▸ **WHAT TO DO**:
Show each line from the listing that includes the word "digit".

▸ **MATERIAL SHOWN**:
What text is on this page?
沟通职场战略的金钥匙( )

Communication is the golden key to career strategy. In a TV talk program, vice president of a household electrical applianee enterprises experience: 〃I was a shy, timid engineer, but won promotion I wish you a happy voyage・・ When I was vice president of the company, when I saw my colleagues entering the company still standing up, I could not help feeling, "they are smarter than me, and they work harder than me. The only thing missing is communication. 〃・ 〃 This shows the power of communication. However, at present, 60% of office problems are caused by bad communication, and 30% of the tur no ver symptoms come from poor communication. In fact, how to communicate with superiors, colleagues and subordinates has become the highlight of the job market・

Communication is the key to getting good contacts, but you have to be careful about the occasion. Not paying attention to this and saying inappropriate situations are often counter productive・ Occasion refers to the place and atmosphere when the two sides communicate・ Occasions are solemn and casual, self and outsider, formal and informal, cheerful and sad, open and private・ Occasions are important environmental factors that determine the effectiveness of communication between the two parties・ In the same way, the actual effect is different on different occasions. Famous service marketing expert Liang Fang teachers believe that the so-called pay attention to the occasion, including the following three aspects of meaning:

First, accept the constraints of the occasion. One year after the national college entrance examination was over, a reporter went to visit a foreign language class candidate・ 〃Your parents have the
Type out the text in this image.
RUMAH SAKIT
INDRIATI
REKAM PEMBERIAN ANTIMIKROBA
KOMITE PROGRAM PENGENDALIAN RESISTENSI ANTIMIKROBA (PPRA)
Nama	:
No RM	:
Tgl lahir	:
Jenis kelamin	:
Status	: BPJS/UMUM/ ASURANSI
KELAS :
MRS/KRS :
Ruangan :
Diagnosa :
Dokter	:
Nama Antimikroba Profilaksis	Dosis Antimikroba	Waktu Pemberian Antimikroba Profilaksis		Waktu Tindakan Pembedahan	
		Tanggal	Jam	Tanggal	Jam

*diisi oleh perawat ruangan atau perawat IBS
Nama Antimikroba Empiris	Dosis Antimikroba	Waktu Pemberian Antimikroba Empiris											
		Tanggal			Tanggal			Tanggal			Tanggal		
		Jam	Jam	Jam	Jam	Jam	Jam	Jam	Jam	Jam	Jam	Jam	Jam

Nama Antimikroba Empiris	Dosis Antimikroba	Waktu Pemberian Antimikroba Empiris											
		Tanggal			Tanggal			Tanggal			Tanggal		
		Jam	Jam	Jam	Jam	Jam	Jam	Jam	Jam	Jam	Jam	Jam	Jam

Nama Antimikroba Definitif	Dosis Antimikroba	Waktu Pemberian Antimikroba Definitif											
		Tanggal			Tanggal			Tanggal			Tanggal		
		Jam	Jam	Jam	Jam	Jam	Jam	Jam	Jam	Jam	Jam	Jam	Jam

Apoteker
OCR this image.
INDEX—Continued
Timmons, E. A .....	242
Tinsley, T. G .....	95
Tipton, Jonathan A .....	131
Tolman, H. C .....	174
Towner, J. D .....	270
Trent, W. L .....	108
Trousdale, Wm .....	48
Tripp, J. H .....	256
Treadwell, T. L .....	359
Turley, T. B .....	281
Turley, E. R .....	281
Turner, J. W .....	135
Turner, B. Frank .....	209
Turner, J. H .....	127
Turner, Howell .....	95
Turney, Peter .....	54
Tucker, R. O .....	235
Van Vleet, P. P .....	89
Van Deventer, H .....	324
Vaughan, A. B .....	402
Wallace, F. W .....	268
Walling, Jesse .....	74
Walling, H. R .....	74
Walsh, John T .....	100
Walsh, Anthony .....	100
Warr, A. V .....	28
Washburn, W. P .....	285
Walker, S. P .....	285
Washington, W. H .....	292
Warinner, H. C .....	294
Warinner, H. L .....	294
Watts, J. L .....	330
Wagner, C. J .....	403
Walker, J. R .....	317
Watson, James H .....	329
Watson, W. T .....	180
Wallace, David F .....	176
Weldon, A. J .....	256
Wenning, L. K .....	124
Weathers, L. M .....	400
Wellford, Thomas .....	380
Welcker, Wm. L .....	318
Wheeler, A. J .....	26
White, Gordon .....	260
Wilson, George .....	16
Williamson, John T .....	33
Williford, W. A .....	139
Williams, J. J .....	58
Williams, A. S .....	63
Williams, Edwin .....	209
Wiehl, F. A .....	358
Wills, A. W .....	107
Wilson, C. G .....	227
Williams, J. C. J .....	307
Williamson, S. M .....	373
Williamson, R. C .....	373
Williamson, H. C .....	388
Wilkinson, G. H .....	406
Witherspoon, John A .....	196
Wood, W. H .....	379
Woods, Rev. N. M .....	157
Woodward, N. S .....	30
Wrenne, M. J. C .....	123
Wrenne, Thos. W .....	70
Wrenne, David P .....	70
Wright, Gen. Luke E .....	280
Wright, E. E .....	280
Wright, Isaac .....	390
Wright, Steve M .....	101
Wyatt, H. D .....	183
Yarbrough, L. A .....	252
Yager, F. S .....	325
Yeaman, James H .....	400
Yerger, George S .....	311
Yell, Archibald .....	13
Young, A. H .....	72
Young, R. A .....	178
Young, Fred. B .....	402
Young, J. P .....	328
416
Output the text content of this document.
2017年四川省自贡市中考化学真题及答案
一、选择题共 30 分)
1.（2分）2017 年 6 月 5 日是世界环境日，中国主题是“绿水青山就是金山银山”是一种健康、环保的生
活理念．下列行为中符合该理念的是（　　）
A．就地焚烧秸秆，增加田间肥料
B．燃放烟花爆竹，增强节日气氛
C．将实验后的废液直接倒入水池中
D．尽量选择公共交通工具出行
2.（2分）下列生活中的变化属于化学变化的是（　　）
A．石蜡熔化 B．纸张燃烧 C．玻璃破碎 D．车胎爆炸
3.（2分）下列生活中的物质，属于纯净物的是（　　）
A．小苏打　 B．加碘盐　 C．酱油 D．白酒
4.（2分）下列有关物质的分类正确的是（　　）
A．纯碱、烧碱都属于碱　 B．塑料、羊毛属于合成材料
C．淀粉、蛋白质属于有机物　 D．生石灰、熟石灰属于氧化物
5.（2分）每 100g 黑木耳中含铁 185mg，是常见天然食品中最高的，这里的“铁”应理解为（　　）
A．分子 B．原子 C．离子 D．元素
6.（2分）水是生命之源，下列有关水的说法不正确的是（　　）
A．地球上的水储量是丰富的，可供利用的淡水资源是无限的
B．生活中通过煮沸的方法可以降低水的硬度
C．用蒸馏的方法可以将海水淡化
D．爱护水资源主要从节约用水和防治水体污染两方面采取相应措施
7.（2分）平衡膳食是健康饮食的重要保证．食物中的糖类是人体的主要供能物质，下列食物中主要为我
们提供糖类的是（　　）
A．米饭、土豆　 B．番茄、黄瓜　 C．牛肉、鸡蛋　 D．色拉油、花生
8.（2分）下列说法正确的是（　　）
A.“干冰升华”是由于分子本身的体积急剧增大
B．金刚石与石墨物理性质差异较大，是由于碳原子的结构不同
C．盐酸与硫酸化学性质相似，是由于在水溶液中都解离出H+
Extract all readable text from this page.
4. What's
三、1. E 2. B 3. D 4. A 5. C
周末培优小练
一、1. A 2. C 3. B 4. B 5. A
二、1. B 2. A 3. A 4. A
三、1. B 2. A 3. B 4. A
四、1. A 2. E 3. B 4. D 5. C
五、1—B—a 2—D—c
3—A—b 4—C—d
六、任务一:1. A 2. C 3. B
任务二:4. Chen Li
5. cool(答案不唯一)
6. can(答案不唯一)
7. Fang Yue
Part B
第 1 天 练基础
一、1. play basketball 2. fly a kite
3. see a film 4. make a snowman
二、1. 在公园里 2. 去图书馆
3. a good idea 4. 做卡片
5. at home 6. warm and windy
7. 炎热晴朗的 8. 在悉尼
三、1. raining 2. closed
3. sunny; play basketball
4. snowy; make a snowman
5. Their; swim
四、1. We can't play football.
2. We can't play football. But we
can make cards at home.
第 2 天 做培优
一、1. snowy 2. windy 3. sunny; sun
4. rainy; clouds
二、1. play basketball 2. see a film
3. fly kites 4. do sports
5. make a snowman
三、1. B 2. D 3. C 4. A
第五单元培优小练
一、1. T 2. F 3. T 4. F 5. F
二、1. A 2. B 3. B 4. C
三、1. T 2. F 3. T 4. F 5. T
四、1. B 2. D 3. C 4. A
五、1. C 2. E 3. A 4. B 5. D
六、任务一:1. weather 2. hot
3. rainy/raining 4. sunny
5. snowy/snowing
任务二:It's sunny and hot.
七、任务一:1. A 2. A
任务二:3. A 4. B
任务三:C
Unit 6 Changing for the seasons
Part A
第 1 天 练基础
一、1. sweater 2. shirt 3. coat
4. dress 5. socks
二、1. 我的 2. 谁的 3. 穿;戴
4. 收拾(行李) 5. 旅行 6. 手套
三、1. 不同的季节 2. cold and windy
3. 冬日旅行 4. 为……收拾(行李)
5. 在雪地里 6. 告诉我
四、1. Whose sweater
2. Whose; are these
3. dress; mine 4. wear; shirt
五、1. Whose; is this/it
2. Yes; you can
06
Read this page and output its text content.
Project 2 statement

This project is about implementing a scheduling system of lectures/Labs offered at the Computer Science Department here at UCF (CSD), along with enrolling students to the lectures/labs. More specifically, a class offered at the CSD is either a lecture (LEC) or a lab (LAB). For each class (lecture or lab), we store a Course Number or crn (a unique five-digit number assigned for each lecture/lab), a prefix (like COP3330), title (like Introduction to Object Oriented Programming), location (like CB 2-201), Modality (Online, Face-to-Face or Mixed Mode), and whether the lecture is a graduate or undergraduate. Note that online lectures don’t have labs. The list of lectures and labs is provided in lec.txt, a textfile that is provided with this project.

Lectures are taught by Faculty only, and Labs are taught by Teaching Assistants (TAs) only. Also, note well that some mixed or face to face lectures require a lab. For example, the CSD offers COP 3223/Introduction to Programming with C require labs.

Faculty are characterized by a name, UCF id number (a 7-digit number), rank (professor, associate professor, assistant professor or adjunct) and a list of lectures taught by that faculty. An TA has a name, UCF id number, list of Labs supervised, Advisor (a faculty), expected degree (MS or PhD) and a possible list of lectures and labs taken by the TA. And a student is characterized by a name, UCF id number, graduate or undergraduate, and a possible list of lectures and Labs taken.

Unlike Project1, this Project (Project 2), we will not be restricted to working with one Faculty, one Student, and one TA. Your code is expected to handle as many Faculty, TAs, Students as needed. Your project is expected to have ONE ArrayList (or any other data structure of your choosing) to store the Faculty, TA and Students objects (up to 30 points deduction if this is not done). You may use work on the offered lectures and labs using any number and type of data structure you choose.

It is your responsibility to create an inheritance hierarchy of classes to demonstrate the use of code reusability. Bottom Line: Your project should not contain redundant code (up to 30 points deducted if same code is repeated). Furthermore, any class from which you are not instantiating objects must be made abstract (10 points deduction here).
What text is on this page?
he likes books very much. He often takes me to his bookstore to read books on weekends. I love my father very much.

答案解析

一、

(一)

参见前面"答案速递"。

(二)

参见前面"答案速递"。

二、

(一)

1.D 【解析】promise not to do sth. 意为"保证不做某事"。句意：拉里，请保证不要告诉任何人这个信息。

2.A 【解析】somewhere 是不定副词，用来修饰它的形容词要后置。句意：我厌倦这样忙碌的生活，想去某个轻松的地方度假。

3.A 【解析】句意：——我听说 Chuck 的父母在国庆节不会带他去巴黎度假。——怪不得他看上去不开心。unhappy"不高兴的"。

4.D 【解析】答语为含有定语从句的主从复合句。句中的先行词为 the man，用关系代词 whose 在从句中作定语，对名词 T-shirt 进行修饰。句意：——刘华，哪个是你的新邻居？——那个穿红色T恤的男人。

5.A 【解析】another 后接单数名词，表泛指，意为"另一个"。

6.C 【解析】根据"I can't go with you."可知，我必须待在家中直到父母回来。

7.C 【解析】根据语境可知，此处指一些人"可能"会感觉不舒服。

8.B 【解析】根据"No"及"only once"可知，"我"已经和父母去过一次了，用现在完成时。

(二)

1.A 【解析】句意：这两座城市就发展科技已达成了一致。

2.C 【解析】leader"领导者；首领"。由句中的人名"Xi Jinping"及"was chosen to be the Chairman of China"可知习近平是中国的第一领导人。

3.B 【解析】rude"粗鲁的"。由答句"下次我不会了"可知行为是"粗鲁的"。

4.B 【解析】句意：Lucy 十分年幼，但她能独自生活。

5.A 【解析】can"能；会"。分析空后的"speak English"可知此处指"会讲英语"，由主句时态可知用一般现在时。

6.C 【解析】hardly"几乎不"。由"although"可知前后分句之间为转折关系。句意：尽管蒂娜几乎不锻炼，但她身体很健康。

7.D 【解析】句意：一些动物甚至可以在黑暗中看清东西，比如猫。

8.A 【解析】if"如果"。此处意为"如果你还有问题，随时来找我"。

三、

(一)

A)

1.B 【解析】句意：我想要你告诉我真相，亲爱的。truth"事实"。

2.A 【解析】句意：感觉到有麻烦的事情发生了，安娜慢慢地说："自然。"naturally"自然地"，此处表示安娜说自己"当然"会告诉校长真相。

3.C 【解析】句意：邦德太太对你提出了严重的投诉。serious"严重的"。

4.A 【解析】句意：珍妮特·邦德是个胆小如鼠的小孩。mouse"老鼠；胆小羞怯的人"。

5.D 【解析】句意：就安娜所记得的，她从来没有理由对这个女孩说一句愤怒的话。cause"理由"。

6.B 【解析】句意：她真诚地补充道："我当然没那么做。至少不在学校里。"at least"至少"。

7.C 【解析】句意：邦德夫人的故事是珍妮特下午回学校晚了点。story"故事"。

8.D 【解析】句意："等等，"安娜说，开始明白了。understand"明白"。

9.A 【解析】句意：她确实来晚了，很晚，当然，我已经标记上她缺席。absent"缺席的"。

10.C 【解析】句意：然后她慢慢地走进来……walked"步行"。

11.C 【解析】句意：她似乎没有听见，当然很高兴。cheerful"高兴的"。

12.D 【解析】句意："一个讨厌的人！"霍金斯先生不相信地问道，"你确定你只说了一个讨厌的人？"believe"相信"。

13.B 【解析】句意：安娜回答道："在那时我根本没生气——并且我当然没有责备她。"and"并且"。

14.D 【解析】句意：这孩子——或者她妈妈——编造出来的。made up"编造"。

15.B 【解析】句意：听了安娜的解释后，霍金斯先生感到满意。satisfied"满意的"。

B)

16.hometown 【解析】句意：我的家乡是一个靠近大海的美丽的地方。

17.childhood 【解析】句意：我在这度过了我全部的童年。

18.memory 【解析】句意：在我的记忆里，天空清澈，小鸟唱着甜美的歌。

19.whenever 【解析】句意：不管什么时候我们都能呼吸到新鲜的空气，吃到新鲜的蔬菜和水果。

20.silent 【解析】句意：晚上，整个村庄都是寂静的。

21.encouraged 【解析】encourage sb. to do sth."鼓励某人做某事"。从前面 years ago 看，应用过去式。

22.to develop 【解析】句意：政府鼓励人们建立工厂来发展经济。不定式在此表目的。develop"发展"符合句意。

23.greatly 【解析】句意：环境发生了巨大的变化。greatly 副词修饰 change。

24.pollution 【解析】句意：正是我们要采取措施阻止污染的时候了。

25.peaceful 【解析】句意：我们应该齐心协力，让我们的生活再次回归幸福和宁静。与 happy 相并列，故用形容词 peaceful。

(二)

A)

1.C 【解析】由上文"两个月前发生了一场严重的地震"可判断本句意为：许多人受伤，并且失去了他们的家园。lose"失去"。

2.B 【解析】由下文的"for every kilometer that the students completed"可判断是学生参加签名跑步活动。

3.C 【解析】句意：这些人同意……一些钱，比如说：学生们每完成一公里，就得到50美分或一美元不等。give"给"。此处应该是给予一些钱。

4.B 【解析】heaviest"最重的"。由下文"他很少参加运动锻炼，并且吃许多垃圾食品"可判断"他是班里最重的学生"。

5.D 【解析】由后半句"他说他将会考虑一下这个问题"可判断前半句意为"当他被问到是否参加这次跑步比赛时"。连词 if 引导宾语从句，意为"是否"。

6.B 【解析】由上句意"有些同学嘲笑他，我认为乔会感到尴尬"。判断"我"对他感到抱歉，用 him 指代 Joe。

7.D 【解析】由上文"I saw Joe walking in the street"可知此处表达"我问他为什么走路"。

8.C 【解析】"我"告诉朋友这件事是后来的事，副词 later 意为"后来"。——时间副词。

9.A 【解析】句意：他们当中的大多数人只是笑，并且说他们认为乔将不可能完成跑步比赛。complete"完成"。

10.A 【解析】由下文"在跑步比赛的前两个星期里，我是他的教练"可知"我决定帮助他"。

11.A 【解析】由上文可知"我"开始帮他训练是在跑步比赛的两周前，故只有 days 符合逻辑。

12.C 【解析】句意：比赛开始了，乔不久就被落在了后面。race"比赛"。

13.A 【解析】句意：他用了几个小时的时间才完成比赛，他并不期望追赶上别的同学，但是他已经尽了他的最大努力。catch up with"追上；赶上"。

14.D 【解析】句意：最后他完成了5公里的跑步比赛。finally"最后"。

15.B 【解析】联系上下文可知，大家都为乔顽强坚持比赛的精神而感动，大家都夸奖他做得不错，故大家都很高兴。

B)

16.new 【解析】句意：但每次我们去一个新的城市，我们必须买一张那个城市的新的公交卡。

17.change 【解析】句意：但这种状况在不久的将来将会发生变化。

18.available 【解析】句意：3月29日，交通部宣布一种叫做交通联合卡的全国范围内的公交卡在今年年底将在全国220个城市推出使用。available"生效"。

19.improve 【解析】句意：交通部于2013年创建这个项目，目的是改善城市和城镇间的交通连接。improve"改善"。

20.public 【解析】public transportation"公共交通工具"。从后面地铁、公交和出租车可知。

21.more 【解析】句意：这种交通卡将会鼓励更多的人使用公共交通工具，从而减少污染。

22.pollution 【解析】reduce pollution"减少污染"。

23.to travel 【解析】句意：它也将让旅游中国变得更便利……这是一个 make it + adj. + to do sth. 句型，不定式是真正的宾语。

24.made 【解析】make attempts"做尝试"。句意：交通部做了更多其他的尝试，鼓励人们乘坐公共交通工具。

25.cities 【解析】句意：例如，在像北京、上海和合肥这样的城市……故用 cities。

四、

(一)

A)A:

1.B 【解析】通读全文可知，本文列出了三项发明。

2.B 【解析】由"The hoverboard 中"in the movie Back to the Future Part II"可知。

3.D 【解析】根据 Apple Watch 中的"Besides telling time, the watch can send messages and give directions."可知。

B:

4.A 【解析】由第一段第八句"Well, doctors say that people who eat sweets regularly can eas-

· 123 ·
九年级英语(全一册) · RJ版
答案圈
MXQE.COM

▸ **TASK SOLUTION**:
This project is about implementing a scheduling system of lectures/Labs offered at the Computer Science Department here at UCF (CSD), along with enrolling students to the lectures/labs. More specifically, a class offered at the CSD is either a lecture (LEC) or a lab (LAB). For each class (lecture or lab), we store a Course Number or crn (a unique five-digit number assigned for each lecture/lab), a prefix (like COP3330), title (like Introduction to Object Oriented Programming), location (like CB 2-201), Modality (Online, Face-to-Face or Mixed Mode), and whether the lecture is a graduate or undergraduate. Note that online lectures don’t have labs. The list of lectures and labs is provided in lec.txt, a textfile that is provided with this project.
Faculty are characterized by a name, UCF id number (a 7-digit number), rank (professor, associate professor, assistant professor or adjunct) and a list of lectures taught by that faculty. An TA has a name, UCF id number, list of Labs supervised, Advisor (a faculty), expected degree (MS or PhD) and a possible list of lectures and labs taken by the TA. And a student is characterized by a name, UCF id number, graduate or undergraduate, and a possible list of lectures and Labs taken.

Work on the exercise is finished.